Excerpt from a dataset
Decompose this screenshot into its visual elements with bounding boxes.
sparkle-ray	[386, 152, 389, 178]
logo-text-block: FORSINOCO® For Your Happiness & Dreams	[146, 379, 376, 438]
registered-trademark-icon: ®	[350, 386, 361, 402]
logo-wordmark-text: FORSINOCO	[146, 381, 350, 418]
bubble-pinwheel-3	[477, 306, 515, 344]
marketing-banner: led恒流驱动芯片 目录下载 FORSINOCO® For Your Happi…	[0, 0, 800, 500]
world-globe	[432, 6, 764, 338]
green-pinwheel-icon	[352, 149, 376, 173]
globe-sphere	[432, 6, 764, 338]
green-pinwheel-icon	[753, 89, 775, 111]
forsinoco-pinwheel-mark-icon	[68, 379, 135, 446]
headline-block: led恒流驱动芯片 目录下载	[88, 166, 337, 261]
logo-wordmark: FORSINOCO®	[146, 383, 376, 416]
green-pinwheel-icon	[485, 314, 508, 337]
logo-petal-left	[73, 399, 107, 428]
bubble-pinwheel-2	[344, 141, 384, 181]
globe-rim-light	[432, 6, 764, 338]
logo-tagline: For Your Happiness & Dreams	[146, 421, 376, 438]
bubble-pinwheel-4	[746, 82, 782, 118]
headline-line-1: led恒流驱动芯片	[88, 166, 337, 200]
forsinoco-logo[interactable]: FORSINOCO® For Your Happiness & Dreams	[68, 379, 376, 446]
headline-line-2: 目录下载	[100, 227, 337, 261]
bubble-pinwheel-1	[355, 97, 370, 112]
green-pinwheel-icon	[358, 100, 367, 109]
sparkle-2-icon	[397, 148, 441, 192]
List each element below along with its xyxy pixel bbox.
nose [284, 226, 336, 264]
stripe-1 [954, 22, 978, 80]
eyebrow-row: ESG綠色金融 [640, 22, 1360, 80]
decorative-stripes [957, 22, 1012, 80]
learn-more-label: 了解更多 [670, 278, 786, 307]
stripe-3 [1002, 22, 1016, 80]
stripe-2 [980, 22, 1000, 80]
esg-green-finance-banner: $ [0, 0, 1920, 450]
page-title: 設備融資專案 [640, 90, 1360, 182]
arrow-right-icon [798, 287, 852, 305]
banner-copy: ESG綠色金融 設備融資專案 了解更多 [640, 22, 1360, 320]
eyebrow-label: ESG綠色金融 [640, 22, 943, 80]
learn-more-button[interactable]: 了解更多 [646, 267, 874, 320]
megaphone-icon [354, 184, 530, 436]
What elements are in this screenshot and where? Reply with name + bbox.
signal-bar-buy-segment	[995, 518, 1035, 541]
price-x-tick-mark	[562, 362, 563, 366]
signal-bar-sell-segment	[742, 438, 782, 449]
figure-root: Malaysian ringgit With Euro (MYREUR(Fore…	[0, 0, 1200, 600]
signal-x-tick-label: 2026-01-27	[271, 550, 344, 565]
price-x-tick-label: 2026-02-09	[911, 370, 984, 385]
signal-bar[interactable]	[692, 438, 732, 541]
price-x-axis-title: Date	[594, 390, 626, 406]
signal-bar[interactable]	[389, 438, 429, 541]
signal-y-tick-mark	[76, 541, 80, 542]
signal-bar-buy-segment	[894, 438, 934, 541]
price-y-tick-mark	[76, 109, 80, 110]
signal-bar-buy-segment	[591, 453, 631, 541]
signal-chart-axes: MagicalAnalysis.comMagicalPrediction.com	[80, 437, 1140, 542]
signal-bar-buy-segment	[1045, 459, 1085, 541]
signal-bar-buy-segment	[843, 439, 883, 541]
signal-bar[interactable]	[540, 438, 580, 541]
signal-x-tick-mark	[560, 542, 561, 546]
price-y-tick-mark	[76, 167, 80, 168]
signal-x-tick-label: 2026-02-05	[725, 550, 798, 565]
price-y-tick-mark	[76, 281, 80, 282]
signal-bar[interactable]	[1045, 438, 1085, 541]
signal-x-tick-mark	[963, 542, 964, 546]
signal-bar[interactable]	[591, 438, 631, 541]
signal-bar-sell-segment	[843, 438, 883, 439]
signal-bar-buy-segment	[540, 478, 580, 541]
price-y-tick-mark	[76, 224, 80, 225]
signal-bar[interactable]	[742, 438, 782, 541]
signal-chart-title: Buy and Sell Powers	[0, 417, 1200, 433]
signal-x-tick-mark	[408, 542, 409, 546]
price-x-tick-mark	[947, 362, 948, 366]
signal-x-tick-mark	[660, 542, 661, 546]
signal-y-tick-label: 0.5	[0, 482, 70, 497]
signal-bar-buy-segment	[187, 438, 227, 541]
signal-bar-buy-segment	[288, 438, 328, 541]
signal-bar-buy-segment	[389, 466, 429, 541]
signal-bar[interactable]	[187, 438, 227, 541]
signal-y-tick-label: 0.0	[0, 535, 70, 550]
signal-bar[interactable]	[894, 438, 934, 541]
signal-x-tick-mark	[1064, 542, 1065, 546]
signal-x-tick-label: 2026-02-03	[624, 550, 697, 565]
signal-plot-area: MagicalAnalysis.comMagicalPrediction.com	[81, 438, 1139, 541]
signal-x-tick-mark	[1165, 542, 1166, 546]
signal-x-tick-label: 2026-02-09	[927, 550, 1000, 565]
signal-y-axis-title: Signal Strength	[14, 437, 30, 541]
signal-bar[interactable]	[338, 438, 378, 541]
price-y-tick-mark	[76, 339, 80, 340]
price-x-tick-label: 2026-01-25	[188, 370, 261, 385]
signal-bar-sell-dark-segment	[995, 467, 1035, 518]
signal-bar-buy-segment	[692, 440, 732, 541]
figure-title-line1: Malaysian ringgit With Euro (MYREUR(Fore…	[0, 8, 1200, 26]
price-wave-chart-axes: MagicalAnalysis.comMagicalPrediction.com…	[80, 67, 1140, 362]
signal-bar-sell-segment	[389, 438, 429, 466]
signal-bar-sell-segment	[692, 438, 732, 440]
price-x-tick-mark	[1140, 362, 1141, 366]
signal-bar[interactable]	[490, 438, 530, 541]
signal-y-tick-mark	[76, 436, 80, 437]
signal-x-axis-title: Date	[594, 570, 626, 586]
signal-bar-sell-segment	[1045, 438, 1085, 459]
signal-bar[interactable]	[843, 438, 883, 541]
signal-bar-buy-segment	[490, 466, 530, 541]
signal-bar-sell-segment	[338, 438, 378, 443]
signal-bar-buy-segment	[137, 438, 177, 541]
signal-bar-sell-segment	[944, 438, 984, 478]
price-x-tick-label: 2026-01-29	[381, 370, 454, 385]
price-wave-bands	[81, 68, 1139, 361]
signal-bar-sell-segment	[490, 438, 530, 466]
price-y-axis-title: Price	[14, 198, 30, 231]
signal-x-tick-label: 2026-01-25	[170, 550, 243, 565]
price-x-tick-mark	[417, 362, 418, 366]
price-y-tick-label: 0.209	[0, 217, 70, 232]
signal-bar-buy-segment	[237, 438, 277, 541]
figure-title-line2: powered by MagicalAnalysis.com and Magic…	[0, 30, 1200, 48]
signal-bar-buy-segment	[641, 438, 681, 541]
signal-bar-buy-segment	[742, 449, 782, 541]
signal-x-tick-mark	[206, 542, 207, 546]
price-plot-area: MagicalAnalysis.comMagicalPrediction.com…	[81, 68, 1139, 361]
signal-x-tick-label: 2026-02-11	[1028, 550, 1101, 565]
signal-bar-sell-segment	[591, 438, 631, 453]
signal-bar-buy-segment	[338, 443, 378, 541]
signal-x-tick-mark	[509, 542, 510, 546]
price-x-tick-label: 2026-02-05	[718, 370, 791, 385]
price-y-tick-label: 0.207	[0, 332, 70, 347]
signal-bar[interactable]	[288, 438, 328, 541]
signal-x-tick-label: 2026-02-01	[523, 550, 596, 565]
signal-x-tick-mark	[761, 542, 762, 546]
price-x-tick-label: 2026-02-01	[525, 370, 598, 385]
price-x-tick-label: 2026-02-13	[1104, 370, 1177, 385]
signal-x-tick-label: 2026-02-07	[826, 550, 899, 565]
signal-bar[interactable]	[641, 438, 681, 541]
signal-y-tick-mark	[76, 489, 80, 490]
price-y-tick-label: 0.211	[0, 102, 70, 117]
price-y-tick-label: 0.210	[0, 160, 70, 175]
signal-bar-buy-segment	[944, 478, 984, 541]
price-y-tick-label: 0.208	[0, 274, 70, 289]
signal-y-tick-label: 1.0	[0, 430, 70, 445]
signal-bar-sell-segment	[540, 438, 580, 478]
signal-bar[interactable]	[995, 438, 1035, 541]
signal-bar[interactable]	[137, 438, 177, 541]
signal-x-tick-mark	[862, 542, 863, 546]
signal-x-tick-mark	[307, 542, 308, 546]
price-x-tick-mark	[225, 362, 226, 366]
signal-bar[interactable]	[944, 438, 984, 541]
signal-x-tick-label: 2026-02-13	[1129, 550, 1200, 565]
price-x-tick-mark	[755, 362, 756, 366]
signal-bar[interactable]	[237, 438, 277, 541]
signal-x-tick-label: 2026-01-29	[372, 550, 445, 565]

DIRECTIONS -> Copy out, unchanged, every line from the very start of the entries through the line containing "166, 337, 261]", including that line.

FINAL RESULT ->
Decompose this screenshot into its visual elements with bounding boxes.
sparkle-ray	[386, 152, 389, 178]
logo-text-block: FORSINOCO® For Your Happiness & Dreams	[146, 379, 376, 438]
registered-trademark-icon: ®	[350, 386, 361, 402]
logo-wordmark-text: FORSINOCO	[146, 381, 350, 418]
bubble-pinwheel-3	[477, 306, 515, 344]
marketing-banner: led恒流驱动芯片 目录下载 FORSINOCO® For Your Happi…	[0, 0, 800, 500]
world-globe	[432, 6, 764, 338]
green-pinwheel-icon	[352, 149, 376, 173]
globe-sphere	[432, 6, 764, 338]
green-pinwheel-icon	[753, 89, 775, 111]
forsinoco-pinwheel-mark-icon	[68, 379, 135, 446]
headline-block: led恒流驱动芯片 目录下载	[88, 166, 337, 261]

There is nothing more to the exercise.